Excerpted data:
---

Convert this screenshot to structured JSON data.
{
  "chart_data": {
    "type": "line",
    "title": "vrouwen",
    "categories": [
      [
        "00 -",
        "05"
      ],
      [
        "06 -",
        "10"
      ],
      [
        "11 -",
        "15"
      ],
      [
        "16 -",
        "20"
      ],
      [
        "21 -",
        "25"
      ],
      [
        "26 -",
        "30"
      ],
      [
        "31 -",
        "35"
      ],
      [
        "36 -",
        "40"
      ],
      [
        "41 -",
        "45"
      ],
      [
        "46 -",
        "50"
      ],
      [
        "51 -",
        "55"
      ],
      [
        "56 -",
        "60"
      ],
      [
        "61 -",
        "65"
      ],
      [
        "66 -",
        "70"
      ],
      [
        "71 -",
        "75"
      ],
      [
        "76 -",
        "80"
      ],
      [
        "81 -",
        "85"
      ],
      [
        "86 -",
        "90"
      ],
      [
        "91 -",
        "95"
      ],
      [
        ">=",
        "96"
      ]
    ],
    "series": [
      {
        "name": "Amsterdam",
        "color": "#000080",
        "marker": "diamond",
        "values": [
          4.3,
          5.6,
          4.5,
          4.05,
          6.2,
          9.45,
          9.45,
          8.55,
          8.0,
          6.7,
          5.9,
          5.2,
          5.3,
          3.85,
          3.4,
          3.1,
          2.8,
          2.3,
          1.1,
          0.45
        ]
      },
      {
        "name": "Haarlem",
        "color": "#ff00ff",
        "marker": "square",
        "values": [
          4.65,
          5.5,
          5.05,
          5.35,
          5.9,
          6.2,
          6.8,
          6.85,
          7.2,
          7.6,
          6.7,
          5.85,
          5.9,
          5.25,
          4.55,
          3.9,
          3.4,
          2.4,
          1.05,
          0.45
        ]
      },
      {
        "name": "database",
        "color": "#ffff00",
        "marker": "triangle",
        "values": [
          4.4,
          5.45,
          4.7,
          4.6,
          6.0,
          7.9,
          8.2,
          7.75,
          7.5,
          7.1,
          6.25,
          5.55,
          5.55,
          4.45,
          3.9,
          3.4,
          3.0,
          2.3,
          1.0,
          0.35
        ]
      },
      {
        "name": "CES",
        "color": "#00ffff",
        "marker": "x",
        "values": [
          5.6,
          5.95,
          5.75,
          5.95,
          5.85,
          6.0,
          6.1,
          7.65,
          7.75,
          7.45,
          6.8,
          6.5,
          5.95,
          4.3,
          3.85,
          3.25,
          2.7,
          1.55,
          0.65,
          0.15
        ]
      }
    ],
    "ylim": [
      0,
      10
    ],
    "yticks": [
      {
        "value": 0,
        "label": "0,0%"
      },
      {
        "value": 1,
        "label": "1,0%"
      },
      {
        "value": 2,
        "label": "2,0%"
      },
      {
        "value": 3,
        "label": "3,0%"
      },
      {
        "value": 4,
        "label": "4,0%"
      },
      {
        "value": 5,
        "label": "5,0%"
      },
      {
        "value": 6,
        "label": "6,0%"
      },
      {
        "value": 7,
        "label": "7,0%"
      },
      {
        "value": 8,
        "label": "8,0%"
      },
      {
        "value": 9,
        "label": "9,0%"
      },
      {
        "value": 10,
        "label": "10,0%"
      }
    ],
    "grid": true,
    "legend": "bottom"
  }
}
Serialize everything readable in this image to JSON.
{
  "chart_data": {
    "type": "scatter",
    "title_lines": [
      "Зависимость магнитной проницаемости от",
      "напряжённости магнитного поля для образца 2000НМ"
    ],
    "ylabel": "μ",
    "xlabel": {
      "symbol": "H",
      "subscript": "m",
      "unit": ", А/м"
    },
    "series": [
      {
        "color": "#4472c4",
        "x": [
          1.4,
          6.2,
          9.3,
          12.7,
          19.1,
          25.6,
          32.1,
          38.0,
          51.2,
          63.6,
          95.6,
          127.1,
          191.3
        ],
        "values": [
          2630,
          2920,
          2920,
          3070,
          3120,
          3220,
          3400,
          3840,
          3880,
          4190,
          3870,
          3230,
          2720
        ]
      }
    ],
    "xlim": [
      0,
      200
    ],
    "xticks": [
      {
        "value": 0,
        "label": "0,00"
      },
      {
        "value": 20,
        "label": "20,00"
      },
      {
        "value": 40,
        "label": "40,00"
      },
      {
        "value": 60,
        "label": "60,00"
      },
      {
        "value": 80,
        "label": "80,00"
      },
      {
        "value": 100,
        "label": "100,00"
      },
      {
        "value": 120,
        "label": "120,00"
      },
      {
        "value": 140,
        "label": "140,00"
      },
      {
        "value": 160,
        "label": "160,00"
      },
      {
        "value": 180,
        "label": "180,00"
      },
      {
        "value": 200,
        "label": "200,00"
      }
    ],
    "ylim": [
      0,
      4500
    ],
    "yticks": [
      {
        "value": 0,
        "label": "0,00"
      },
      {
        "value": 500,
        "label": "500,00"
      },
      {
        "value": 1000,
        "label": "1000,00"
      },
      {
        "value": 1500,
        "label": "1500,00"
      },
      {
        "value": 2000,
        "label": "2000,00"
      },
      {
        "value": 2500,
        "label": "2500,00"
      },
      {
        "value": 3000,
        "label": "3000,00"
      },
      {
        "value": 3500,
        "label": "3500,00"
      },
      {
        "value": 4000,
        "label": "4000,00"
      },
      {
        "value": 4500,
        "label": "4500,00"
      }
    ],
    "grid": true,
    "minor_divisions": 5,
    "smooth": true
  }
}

---

Short problem: Output the listing above exactly as it appears.

Exercise output:
Convert this screenshot to structured JSON data.
{
  "chart_data": {
    "type": "line",
    "title": "vrouwen",
    "categories": [
      [
        "00 -",
        "05"
      ],
      [
        "06 -",
        "10"
      ],
      [
        "11 -",
        "15"
      ],
      [
        "16 -",
        "20"
      ],
      [
        "21 -",
        "25"
      ],
      [
        "26 -",
        "30"
      ],
      [
        "31 -",
        "35"
      ],
      [
        "36 -",
        "40"
      ],
      [
        "41 -",
        "45"
      ],
      [
        "46 -",
        "50"
      ],
      [
        "51 -",
        "55"
      ],
      [
        "56 -",
        "60"
      ],
      [
        "61 -",
        "65"
      ],
      [
        "66 -",
        "70"
      ],
      [
        "71 -",
        "75"
      ],
      [
        "76 -",
        "80"
      ],
      [
        "81 -",
        "85"
      ],
      [
        "86 -",
        "90"
      ],
      [
        "91 -",
        "95"
      ],
      [
        ">=",
        "96"
      ]
    ],
    "series": [
      {
        "name": "Amsterdam",
        "color": "#000080",
        "marker": "diamond",
        "values": [
          4.3,
          5.6,
          4.5,
          4.05,
          6.2,
          9.45,
          9.45,
          8.55,
          8.0,
          6.7,
          5.9,
          5.2,
          5.3,
          3.85,
          3.4,
          3.1,
          2.8,
          2.3,
          1.1,
          0.45
        ]
      },
      {
        "name": "Haarlem",
        "color": "#ff00ff",
        "marker": "square",
        "values": [
          4.65,
          5.5,
          5.05,
          5.35,
          5.9,
          6.2,
          6.8,
          6.85,
          7.2,
          7.6,
          6.7,
          5.85,
          5.9,
          5.25,
          4.55,
          3.9,
          3.4,
          2.4,
          1.05,
          0.45
        ]
      },
      {
        "name": "database",
        "color": "#ffff00",
        "marker": "triangle",
        "values": [
          4.4,
          5.45,
          4.7,
          4.6,
          6.0,
          7.9,
          8.2,
          7.75,
          7.5,
          7.1,
          6.25,
          5.55,
          5.55,
          4.45,
          3.9,
          3.4,
          3.0,
          2.3,
          1.0,
          0.35
        ]
      },
      {
        "name": "CES",
        "color": "#00ffff",
        "marker": "x",
        "values": [
          5.6,
          5.95,
          5.75,
          5.95,
          5.85,
          6.0,
          6.1,
          7.65,
          7.75,
          7.45,
          6.8,
          6.5,
          5.95,
          4.3,
          3.85,
          3.25,
          2.7,
          1.55,
          0.65,
          0.15
        ]
      }
    ],
    "ylim": [
      0,
      10
    ],
    "yticks": [
      {
        "value": 0,
        "label": "0,0%"
      },
      {
        "value": 1,
        "label": "1,0%"
      },
      {
        "value": 2,
        "label": "2,0%"
      },
      {
        "value": 3,
        "label": "3,0%"
      },
      {
        "value": 4,
        "label": "4,0%"
      },
      {
        "value": 5,
        "label": "5,0%"
      },
      {
        "value": 6,
        "label": "6,0%"
      },
      {
        "value": 7,
        "label": "7,0%"
      },
      {
        "value": 8,
        "label": "8,0%"
      },
      {
        "value": 9,
        "label": "9,0%"
      },
      {
        "value": 10,
        "label": "10,0%"
      }
    ],
    "grid": true,
    "legend": "bottom"
  }
}
Serialize everything readable in this image to JSON.
{
  "chart_data": {
    "type": "scatter",
    "title_lines": [
      "Зависимость магнитной проницаемости от",
      "напряжённости магнитного поля для образца 2000НМ"
    ],
    "ylabel": "μ",
    "xlabel": {
      "symbol": "H",
      "subscript": "m",
      "unit": ", А/м"
    },
    "series": [
      {
        "color": "#4472c4",
        "x": [
          1.4,
          6.2,
          9.3,
          12.7,
          19.1,
          25.6,
          32.1,
          38.0,
          51.2,
          63.6,
          95.6,
          127.1,
          191.3
        ],
        "values": [
          2630,
          2920,
          2920,
          3070,
          3120,
          3220,
          3400,
          3840,
          3880,
          4190,
          3870,
          3230,
          2720
        ]
      }
    ],
    "xlim": [
      0,
      200
    ],
    "xticks": [
      {
        "value": 0,
        "label": "0,00"
      },
      {
        "value": 20,
        "label": "20,00"
      },
      {
        "value": 40,
        "label": "40,00"
      },
      {
        "value": 60,
        "label": "60,00"
      },
      {
        "value": 80,
        "label": "80,00"
      },
      {
        "value": 100,
        "label": "100,00"
      },
      {
        "value": 120,
        "label": "120,00"
      },
      {
        "value": 140,
        "label": "140,00"
      },
      {
        "value": 160,
        "label": "160,00"
      },
      {
        "value": 180,
        "label": "180,00"
      },
      {
        "value": 200,
        "label": "200,00"
      }
    ],
    "ylim": [
      0,
      4500
    ],
    "yticks": [
      {
        "value": 0,
        "label": "0,00"
      },
      {
        "value": 500,
        "label": "500,00"
      },
      {
        "value": 1000,
        "label": "1000,00"
      },
      {
        "value": 1500,
        "label": "1500,00"
      },
      {
        "value": 2000,
        "label": "2000,00"
      },
      {
        "value": 2500,
        "label": "2500,00"
      },
      {
        "value": 3000,
        "label": "3000,00"
      },
      {
        "value": 3500,
        "label": "3500,00"
      },
      {
        "value": 4000,
        "label": "4000,00"
      },
      {
        "value": 4500,
        "label": "4500,00"
      }
    ],
    "grid": true,
    "minor_divisions": 5,
    "smooth": true
  }
}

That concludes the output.